• Work required
Collect all the lines that mention the word "JSON".
— Start of Supplied entries —
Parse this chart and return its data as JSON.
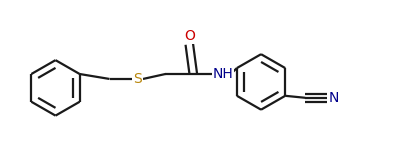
{
  "background_color": "#ffffff",
  "line_color": "#1a1a1a",
  "s_color": "#b8860b",
  "n_color": "#00008b",
  "o_color": "#cc0000",
  "line_width": 1.6,
  "figsize": [
    4.11,
    1.5
  ],
  "dpi": 100,
  "xlim": [
    0,
    4.11
  ],
  "ylim": [
    0,
    1.5
  ]
}
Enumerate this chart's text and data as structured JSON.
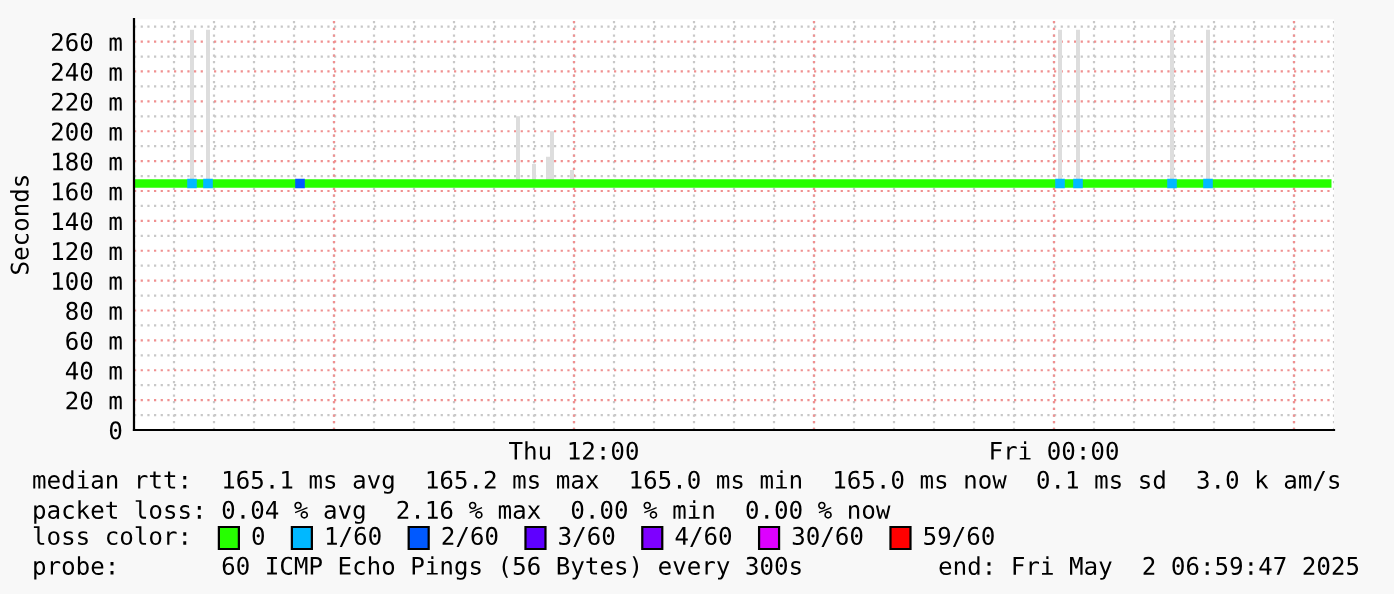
{
  "chart_data": {
    "type": "line",
    "ylabel": "Seconds",
    "xlim": [
      "2025-05-01T01:00",
      "2025-05-02T07:00"
    ],
    "xticks": [
      {
        "value": "2025-05-01T06:00",
        "label": null
      },
      {
        "value": "2025-05-01T12:00",
        "label": "Thu 12:00"
      },
      {
        "value": "2025-05-01T18:00",
        "label": null
      },
      {
        "value": "2025-05-02T00:00",
        "label": "Fri 00:00"
      },
      {
        "value": "2025-05-02T06:00",
        "label": null
      }
    ],
    "ylim": [
      0,
      275
    ],
    "yticks": [
      0,
      {
        "value": 20,
        "label": "20 m"
      },
      {
        "value": 40,
        "label": "40 m"
      },
      {
        "value": 60,
        "label": "60 m"
      },
      {
        "value": 80,
        "label": "80 m"
      },
      {
        "value": 100,
        "label": "100 m"
      },
      {
        "value": 120,
        "label": "120 m"
      },
      {
        "value": 140,
        "label": "140 m"
      },
      {
        "value": 160,
        "label": "160 m"
      },
      {
        "value": 180,
        "label": "180 m"
      },
      {
        "value": 200,
        "label": "200 m"
      },
      {
        "value": 220,
        "label": "220 m"
      },
      {
        "value": 240,
        "label": "240 m"
      },
      {
        "value": 260,
        "label": "260 m"
      }
    ],
    "grid": true,
    "legend": "bottom",
    "legend_title": "loss color:",
    "series": [
      {
        "type": "bar",
        "color": "#dddddd",
        "x": [
          "2025-05-01T02:27",
          "2025-05-01T02:51",
          "2025-05-01T10:36",
          "2025-05-01T11:00",
          "2025-05-01T11:21",
          "2025-05-01T11:27",
          "2025-05-01T11:57",
          "2025-05-02T00:09",
          "2025-05-02T00:36",
          "2025-05-02T02:57",
          "2025-05-02T03:51"
        ],
        "base": [
          165,
          165,
          165,
          165,
          165,
          165,
          165,
          165,
          165,
          165,
          165
        ],
        "values": [
          103,
          103,
          45,
          13,
          18,
          35,
          9,
          103,
          103,
          103,
          103
        ]
      },
      {
        "name": "0",
        "color": "#26ff00",
        "x": [
          "2025-05-01T01:00",
          "2025-05-01T02:00",
          "2025-05-01T03:00",
          "2025-05-01T04:00",
          "2025-05-01T05:00",
          "2025-05-01T06:00",
          "2025-05-01T07:00",
          "2025-05-01T08:00",
          "2025-05-01T09:00",
          "2025-05-01T10:00",
          "2025-05-01T11:00",
          "2025-05-01T12:00",
          "2025-05-01T13:00",
          "2025-05-01T14:00",
          "2025-05-01T15:00",
          "2025-05-01T16:00",
          "2025-05-01T17:00",
          "2025-05-01T18:00",
          "2025-05-01T19:00",
          "2025-05-01T20:00",
          "2025-05-01T21:00",
          "2025-05-01T22:00",
          "2025-05-01T23:00",
          "2025-05-02T00:00",
          "2025-05-02T01:00",
          "2025-05-02T02:00",
          "2025-05-02T03:00",
          "2025-05-02T04:00",
          "2025-05-02T05:00",
          "2025-05-02T06:00",
          "2025-05-02T06:50"
        ],
        "values": [
          165,
          165,
          165,
          165,
          165,
          165,
          165,
          165,
          165,
          165,
          165,
          165,
          165,
          165,
          165,
          165,
          165,
          165,
          165,
          165,
          165,
          165,
          165,
          165,
          165,
          165,
          165,
          165,
          165,
          165,
          165
        ]
      },
      {
        "type": "scatter",
        "name": "1/60",
        "color": "#00b8ff",
        "x": [
          "2025-05-01T02:27",
          "2025-05-01T02:51",
          "2025-05-02T00:09",
          "2025-05-02T00:36",
          "2025-05-02T02:57",
          "2025-05-02T03:51"
        ],
        "values": [
          165,
          165,
          165,
          165,
          165,
          165
        ]
      },
      {
        "type": "scatter",
        "name": "2/60",
        "color": "#0059ff",
        "x": [
          "2025-05-01T05:09"
        ],
        "values": [
          165
        ]
      },
      {
        "type": "scatter",
        "name": "3/60",
        "color": "#5e00ff"
      },
      {
        "type": "scatter",
        "name": "4/60",
        "color": "#7e00ff"
      },
      {
        "type": "scatter",
        "name": "30/60",
        "color": "#dd00ff"
      },
      {
        "type": "scatter",
        "name": "59/60",
        "color": "#ff0000"
      }
    ],
    "annotations": [
      "median rtt:  165.1 ms avg  165.2 ms max  165.0 ms min  165.0 ms now  0.1 ms sd  3.0 k am/s",
      "packet loss: 0.04 % avg  2.16 % max  0.00 % min  0.00 % now",
      "probe:       60 ICMP Echo Pings (56 Bytes) every 300s",
      "end: Fri May  2 06:59:47 2025"
    ]
  }
}
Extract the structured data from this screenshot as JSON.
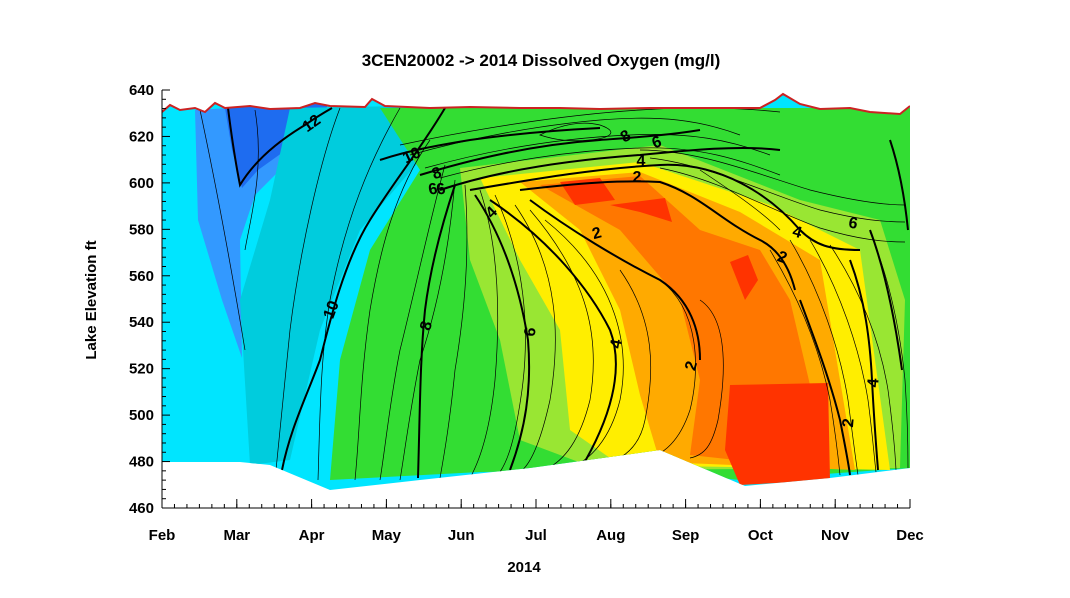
{
  "chart_data": {
    "type": "contour",
    "title": "3CEN20002  ->  2014 Dissolved Oxygen (mg/l)",
    "xlabel": "2014",
    "ylabel": "Lake  Elevation  ft",
    "x_ticks": [
      "Feb",
      "Mar",
      "Apr",
      "May",
      "Jun",
      "Jul",
      "Aug",
      "Sep",
      "Oct",
      "Nov",
      "Dec"
    ],
    "x_tick_months": [
      2,
      3,
      4,
      5,
      6,
      7,
      8,
      9,
      10,
      11,
      12
    ],
    "xlim_months": [
      2,
      12
    ],
    "y_ticks": [
      460,
      480,
      500,
      520,
      540,
      560,
      580,
      600,
      620,
      640
    ],
    "ylim": [
      460,
      640
    ],
    "contour_labels": [
      "12",
      "10",
      "10",
      "8",
      "8",
      "8",
      "6",
      "6",
      "6",
      "6",
      "4",
      "4",
      "4",
      "4",
      "4",
      "2",
      "2",
      "2",
      "2",
      "2",
      "6"
    ],
    "colors": {
      "surface_line": "#cc2222",
      "do_high": "#1e6cf0",
      "do_10": "#00e5ff",
      "do_6": "#33dd33",
      "do_4": "#ffee00",
      "do_low": "#ff3300"
    }
  }
}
— End of Supplied entries —
• Response for this exercise
Parse this chart and return its data as JSON.
Enumerate this chart's text and data as structured JSON.
Extract the structured data from this screenshot as JSON.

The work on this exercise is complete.